* _Problem requirements_
Write out the records again, exactly, leaving none out.

##########

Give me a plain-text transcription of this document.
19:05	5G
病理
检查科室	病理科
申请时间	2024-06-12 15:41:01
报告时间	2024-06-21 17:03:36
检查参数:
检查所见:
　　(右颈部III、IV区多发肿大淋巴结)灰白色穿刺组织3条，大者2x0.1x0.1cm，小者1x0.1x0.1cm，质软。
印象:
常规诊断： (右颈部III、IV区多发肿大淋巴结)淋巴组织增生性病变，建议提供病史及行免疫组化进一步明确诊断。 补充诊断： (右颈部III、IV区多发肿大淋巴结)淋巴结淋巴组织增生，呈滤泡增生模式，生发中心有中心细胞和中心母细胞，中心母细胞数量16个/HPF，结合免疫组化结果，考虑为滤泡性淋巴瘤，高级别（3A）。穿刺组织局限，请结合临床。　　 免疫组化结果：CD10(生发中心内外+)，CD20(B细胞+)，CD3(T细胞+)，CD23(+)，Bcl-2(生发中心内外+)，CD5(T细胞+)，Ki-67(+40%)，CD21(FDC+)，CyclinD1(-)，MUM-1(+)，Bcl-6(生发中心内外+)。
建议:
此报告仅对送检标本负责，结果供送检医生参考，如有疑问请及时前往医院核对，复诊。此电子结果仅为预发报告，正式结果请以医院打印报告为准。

##########

* _Task output_
Give me a plain-text transcription of this document.
19:05	5G
病理
检查科室	病理科
申请时间	2024-06-12 15:41:01
报告时间	2024-06-21 17:03:36
检查参数:
检查所见:
　　(右颈部III、IV区多发肿大淋巴结)灰白色穿刺组织3条，大者2x0.1x0.1cm，小者1x0.1x0.1cm，质软。
印象:
常规诊断： (右颈部III、IV区多发肿大淋巴结)淋巴组织增生性病变，建议提供病史及行免疫组化进一步明确诊断。 补充诊断： (右颈部III、IV区多发肿大淋巴结)淋巴结淋巴组织增生，呈滤泡增生模式，生发中心有中心细胞和中心母细胞，中心母细胞数量16个/HPF，结合免疫组化结果，考虑为滤泡性淋巴瘤，高级别（3A）。穿刺组织局限，请结合临床。　　 免疫组化结果：CD10(生发中心内外+)，CD20(B细胞+)，CD3(T细胞+)，CD23(+)，Bcl-2(生发中心内外+)，CD5(T细胞+)，Ki-67(+40%)，CD21(FDC+)，CyclinD1(-)，MUM-1(+)，Bcl-6(生发中心内外+)。
建议:
此报告仅对送检标本负责，结果供送检医生参考，如有疑问请及时前往医院核对，复诊。此电子结果仅为预发报告，正式结果请以医院打印报告为准。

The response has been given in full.